Task to complete
Search the material for the string "content", then return every line where it is found.
•••••
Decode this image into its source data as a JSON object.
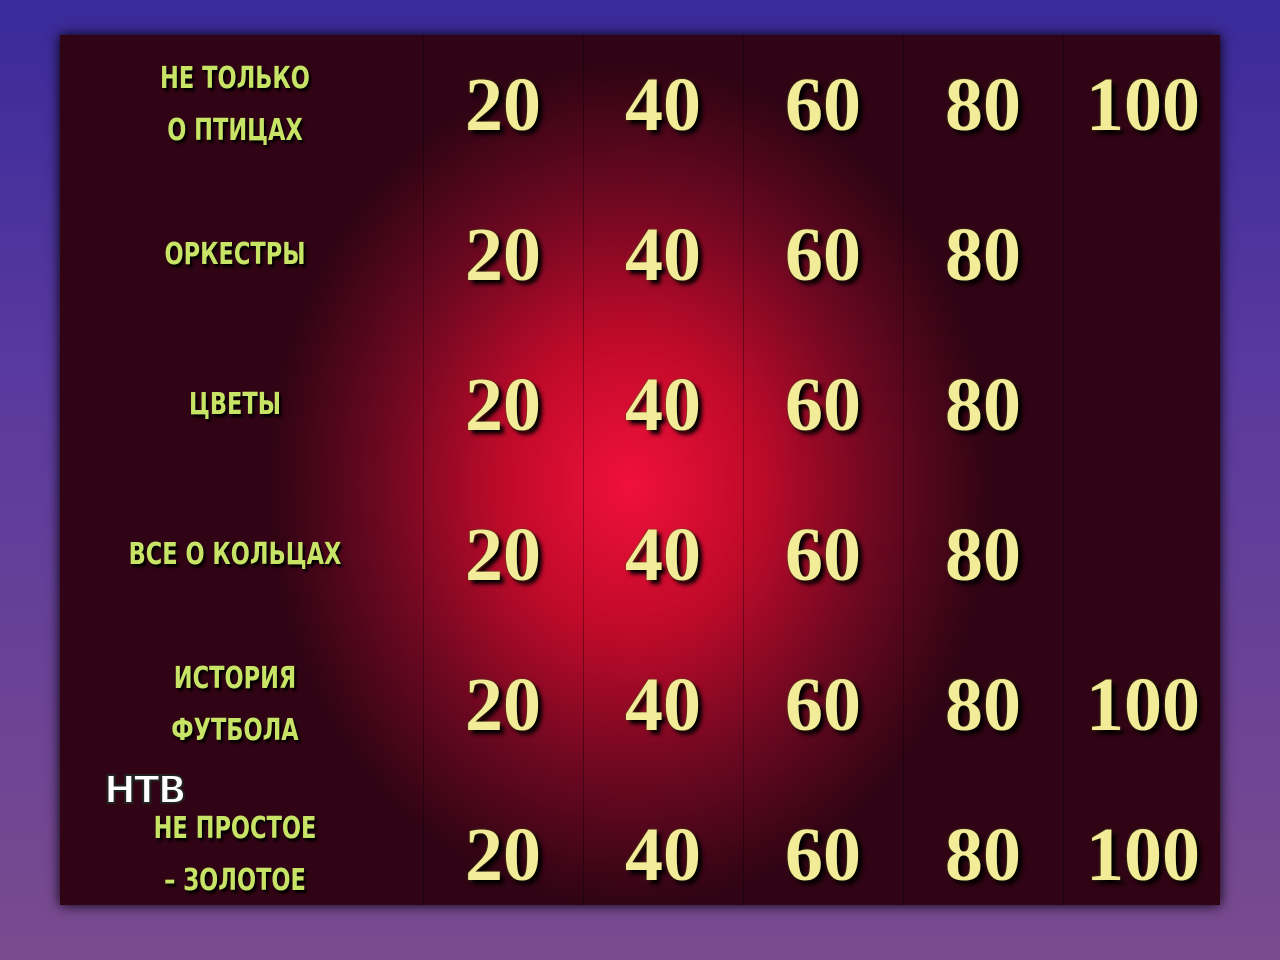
{
  "board": {
    "rows": [
      {
        "category": [
          "НЕ ТОЛЬКО",
          "О ПТИЦАХ"
        ],
        "values": [
          20,
          40,
          60,
          80,
          100
        ]
      },
      {
        "category": [
          "ОРКЕСТРЫ"
        ],
        "values": [
          20,
          40,
          60,
          80
        ]
      },
      {
        "category": [
          "ЦВЕТЫ"
        ],
        "values": [
          20,
          40,
          60,
          80
        ]
      },
      {
        "category": [
          "ВСЕ О КОЛЬЦАХ"
        ],
        "values": [
          20,
          40,
          60,
          80
        ]
      },
      {
        "category": [
          "ИСТОРИЯ",
          "ФУТБОЛА"
        ],
        "values": [
          20,
          40,
          60,
          80,
          100
        ]
      },
      {
        "category": [
          "НЕ ПРОСТОЕ",
          "– ЗОЛОТОЕ"
        ],
        "values": [
          20,
          40,
          60,
          80,
          100
        ]
      }
    ]
  },
  "logo": "НТВ"
}
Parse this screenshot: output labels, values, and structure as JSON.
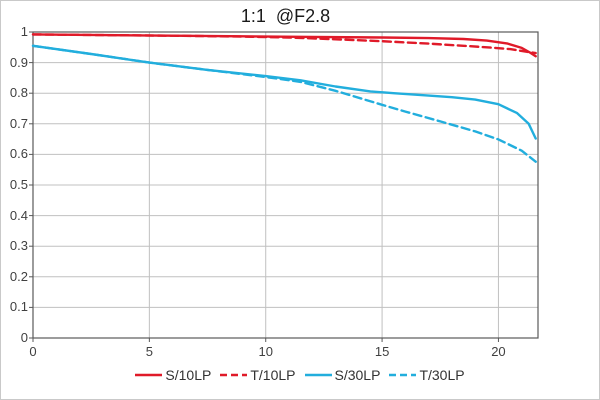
{
  "figure": {
    "background": "#ffffff",
    "frame_color": "#c9c9c9"
  },
  "chart_data": {
    "type": "line",
    "title": "1:1  @F2.8",
    "xlabel": "",
    "ylabel": "",
    "xlim": [
      0,
      21.7
    ],
    "ylim": [
      0,
      1
    ],
    "grid": true,
    "legend_position": "bottom",
    "x_ticks": [
      "0",
      "5",
      "10",
      "15",
      "20"
    ],
    "y_ticks": [
      "1",
      "0.9",
      "0.8",
      "0.7",
      "0.6",
      "0.5",
      "0.4",
      "0.3",
      "0.2",
      "0.1",
      "0"
    ],
    "colors": {
      "red_series": "#e01a29",
      "cyan_series": "#22aedd",
      "grid": "#c0c0c0",
      "plot_border": "#595959",
      "title_text": "#1a1a1a",
      "tick_text": "#404040",
      "legend_text": "#333333"
    },
    "series": [
      {
        "name": "S/10LP",
        "color": "#e01a29",
        "style": "solid",
        "points": [
          [
            0,
            0.992
          ],
          [
            3,
            0.99
          ],
          [
            6,
            0.988
          ],
          [
            9,
            0.986
          ],
          [
            12,
            0.984
          ],
          [
            15,
            0.982
          ],
          [
            17,
            0.98
          ],
          [
            18.5,
            0.977
          ],
          [
            19.5,
            0.972
          ],
          [
            20.4,
            0.962
          ],
          [
            21,
            0.948
          ],
          [
            21.35,
            0.933
          ],
          [
            21.6,
            0.921
          ]
        ]
      },
      {
        "name": "T/10LP",
        "color": "#e01a29",
        "style": "dashed",
        "points": [
          [
            0,
            0.992
          ],
          [
            3,
            0.99
          ],
          [
            6,
            0.988
          ],
          [
            9,
            0.985
          ],
          [
            11,
            0.982
          ],
          [
            13,
            0.976
          ],
          [
            15,
            0.97
          ],
          [
            17,
            0.962
          ],
          [
            18.5,
            0.955
          ],
          [
            19.5,
            0.95
          ],
          [
            20.5,
            0.944
          ],
          [
            21.6,
            0.931
          ]
        ]
      },
      {
        "name": "S/30LP",
        "color": "#22aedd",
        "style": "solid",
        "points": [
          [
            0,
            0.955
          ],
          [
            2.5,
            0.928
          ],
          [
            5,
            0.9
          ],
          [
            7.5,
            0.876
          ],
          [
            10,
            0.856
          ],
          [
            11.5,
            0.842
          ],
          [
            13,
            0.822
          ],
          [
            14.5,
            0.806
          ],
          [
            15.5,
            0.8
          ],
          [
            17,
            0.792
          ],
          [
            18,
            0.787
          ],
          [
            19,
            0.779
          ],
          [
            20,
            0.764
          ],
          [
            20.8,
            0.735
          ],
          [
            21.3,
            0.7
          ],
          [
            21.6,
            0.652
          ]
        ]
      },
      {
        "name": "T/30LP",
        "color": "#22aedd",
        "style": "dashed",
        "points": [
          [
            0,
            0.955
          ],
          [
            2.5,
            0.928
          ],
          [
            5,
            0.9
          ],
          [
            7.5,
            0.876
          ],
          [
            10,
            0.853
          ],
          [
            11.5,
            0.837
          ],
          [
            13,
            0.808
          ],
          [
            15,
            0.762
          ],
          [
            16,
            0.74
          ],
          [
            17.5,
            0.708
          ],
          [
            19,
            0.675
          ],
          [
            20,
            0.649
          ],
          [
            21,
            0.612
          ],
          [
            21.6,
            0.576
          ]
        ]
      }
    ]
  }
}
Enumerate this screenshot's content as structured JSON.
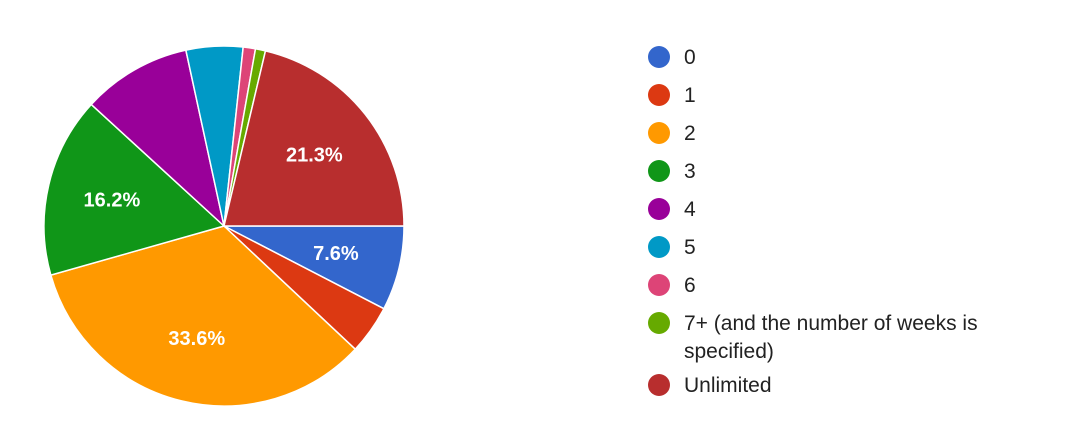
{
  "chart_data": {
    "type": "pie",
    "categories": [
      "0",
      "1",
      "2",
      "3",
      "4",
      "5",
      "6",
      "7+ (and the number of weeks is specified)",
      "Unlimited"
    ],
    "values": [
      7.6,
      4.4,
      33.6,
      16.2,
      9.8,
      5.1,
      1.1,
      0.9,
      21.3
    ],
    "colors": [
      "#3366cc",
      "#dc3912",
      "#ff9900",
      "#109618",
      "#990099",
      "#0099c6",
      "#dd4477",
      "#66aa00",
      "#b82e2e"
    ],
    "data_labels": [
      "7.6%",
      "",
      "33.6%",
      "16.2%",
      "",
      "",
      "",
      "",
      "21.3%"
    ],
    "legend_position": "right",
    "start": "3 o'clock, clockwise"
  }
}
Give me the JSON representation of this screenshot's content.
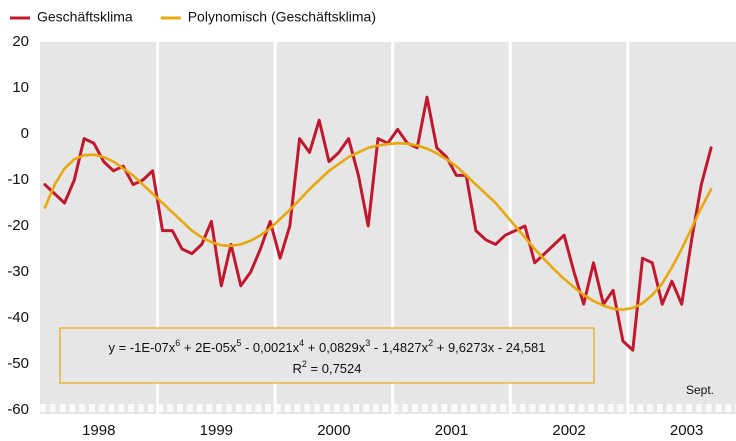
{
  "chart_data": {
    "type": "line",
    "x": [
      1998.042,
      1998.125,
      1998.208,
      1998.292,
      1998.375,
      1998.458,
      1998.542,
      1998.625,
      1998.708,
      1998.792,
      1998.875,
      1998.958,
      1999.042,
      1999.125,
      1999.208,
      1999.292,
      1999.375,
      1999.458,
      1999.542,
      1999.625,
      1999.708,
      1999.792,
      1999.875,
      1999.958,
      2000.042,
      2000.125,
      2000.208,
      2000.292,
      2000.375,
      2000.458,
      2000.542,
      2000.625,
      2000.708,
      2000.792,
      2000.875,
      2000.958,
      2001.042,
      2001.125,
      2001.208,
      2001.292,
      2001.375,
      2001.458,
      2001.542,
      2001.625,
      2001.708,
      2001.792,
      2001.875,
      2001.958,
      2002.042,
      2002.125,
      2002.208,
      2002.292,
      2002.375,
      2002.458,
      2002.542,
      2002.625,
      2002.708,
      2002.792,
      2002.875,
      2002.958,
      2003.042,
      2003.125,
      2003.208,
      2003.292,
      2003.375,
      2003.458,
      2003.542,
      2003.625,
      2003.708
    ],
    "series": [
      {
        "name": "Geschäftsklima",
        "color": "#c0182f",
        "values": [
          -11,
          -13,
          -15,
          -10,
          -1,
          -2,
          -6,
          -8,
          -7,
          -11,
          -10,
          -8,
          -21,
          -21,
          -25,
          -26,
          -24,
          -19,
          -33,
          -24,
          -33,
          -30,
          -25,
          -19,
          -27,
          -20,
          -1,
          -4,
          3,
          -6,
          -4,
          -1,
          -9,
          -20,
          -1,
          -2,
          1,
          -2,
          -3,
          8,
          -3,
          -5,
          -9,
          -9,
          -21,
          -23,
          -24,
          -22,
          -21,
          -20,
          -28,
          -26,
          -24,
          -22,
          -30,
          -37,
          -28,
          -37,
          -34,
          -45,
          -47,
          -27,
          -28,
          -37,
          -32,
          -37,
          -23,
          -11,
          -3
        ]
      },
      {
        "name": "Polynomisch (Geschäftsklima)",
        "color": "#e8a80c",
        "values": [
          -16,
          -11,
          -7.5,
          -5.5,
          -4.6,
          -4.5,
          -5,
          -6,
          -7.5,
          -9,
          -11,
          -13,
          -15,
          -17,
          -19,
          -21,
          -22.5,
          -23.5,
          -24.2,
          -24.3,
          -24,
          -23.2,
          -22,
          -20.5,
          -18.5,
          -16.5,
          -14.3,
          -12,
          -10,
          -8,
          -6.5,
          -5,
          -4,
          -3,
          -2.5,
          -2.2,
          -2,
          -2.1,
          -2.5,
          -3.2,
          -4.2,
          -5.5,
          -7,
          -9,
          -11,
          -13,
          -15,
          -17.5,
          -20,
          -22.5,
          -25,
          -27.3,
          -29.5,
          -31.5,
          -33.3,
          -35,
          -36.3,
          -37.3,
          -38,
          -38.2,
          -37.8,
          -36.8,
          -35,
          -32.5,
          -29,
          -25,
          -20.5,
          -16,
          -12
        ]
      }
    ],
    "xlim": [
      1998,
      2003.92
    ],
    "xticks": [
      {
        "value": 1998.5,
        "label": "1998"
      },
      {
        "value": 1999.5,
        "label": "1999"
      },
      {
        "value": 2000.5,
        "label": "2000"
      },
      {
        "value": 2001.5,
        "label": "2001"
      },
      {
        "value": 2002.5,
        "label": "2002"
      },
      {
        "value": 2003.5,
        "label": "2003"
      }
    ],
    "year_lines": [
      1999,
      2000,
      2001,
      2002,
      2003
    ],
    "ylim": [
      -60,
      20
    ],
    "yticks": [
      -60,
      -50,
      -40,
      -30,
      -20,
      -10,
      0,
      10,
      20
    ],
    "annotation": "Sept.",
    "equation": [
      "y = -1E-07x",
      "6",
      " + 2E-05x",
      "5",
      " - 0,0021x",
      "4",
      " + 0,0829x",
      "3",
      " - 1,4827x",
      "2",
      " + 9,6273x - 24,581"
    ],
    "r_squared": [
      "R",
      "2",
      " = 0,7524"
    ]
  }
}
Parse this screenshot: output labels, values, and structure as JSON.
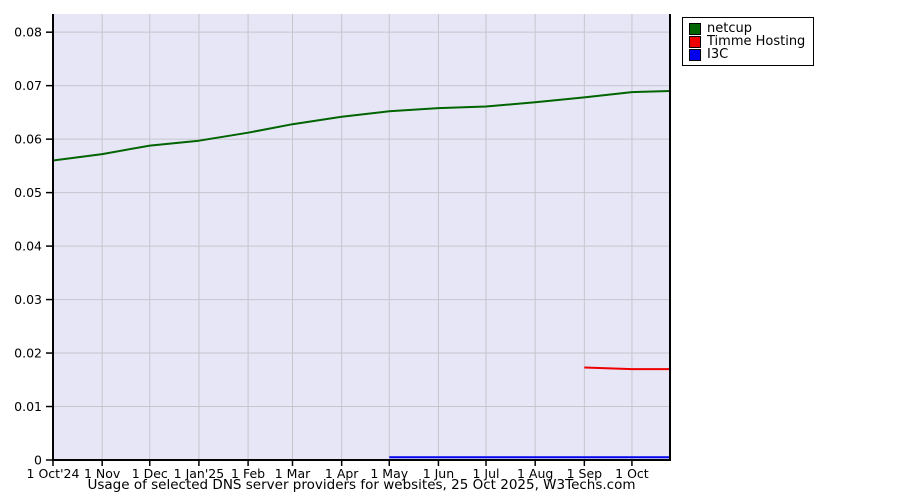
{
  "chart_data": {
    "type": "line",
    "title": "Usage of selected DNS server providers for websites, 25 Oct 2025, W3Techs.com",
    "grid": true,
    "plot_bg": "#e6e6f7",
    "grid_color": "#c6c6cd",
    "axis_color": "#000000",
    "legend_position": "top-right-outside",
    "x_axis": {
      "tick_labels": [
        "1 Oct'24",
        "1 Nov",
        "1 Dec",
        "1 Jan'25",
        "1 Feb",
        "1 Mar",
        "1 Apr",
        "1 May",
        "1 Jun",
        "1 Jul",
        "1 Aug",
        "1 Sep",
        "1 Oct"
      ],
      "tick_days": [
        0,
        31,
        61,
        92,
        123,
        151,
        182,
        212,
        243,
        273,
        304,
        335,
        365
      ],
      "xlim_days": [
        0,
        389
      ]
    },
    "y_axis": {
      "tick_labels": [
        "0",
        "0.01",
        "0.02",
        "0.03",
        "0.04",
        "0.05",
        "0.06",
        "0.07",
        "0.08"
      ],
      "tick_values": [
        0,
        0.01,
        0.02,
        0.03,
        0.04,
        0.05,
        0.06,
        0.07,
        0.08
      ],
      "ylim": [
        0,
        0.0834
      ]
    },
    "series": [
      {
        "name": "netcup",
        "color": "#006400",
        "x_days": [
          0,
          31,
          61,
          92,
          123,
          151,
          182,
          212,
          243,
          273,
          304,
          335,
          365,
          389
        ],
        "values": [
          0.056,
          0.0572,
          0.0588,
          0.0597,
          0.0612,
          0.0628,
          0.0642,
          0.0652,
          0.0658,
          0.0661,
          0.0669,
          0.0678,
          0.0688,
          0.069
        ]
      },
      {
        "name": "Timme Hosting",
        "color": "#ee0000",
        "x_days": [
          335,
          365,
          389
        ],
        "values": [
          0.0173,
          0.017,
          0.017
        ]
      },
      {
        "name": "I3C",
        "color": "#0000ee",
        "x_days": [
          212,
          389
        ],
        "values": [
          0.0005,
          0.0005
        ]
      }
    ]
  }
}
•••••
Full solution
Enumerate this screenshot's content as structured JSON.
Give me the JSON representation of this screenshot's content.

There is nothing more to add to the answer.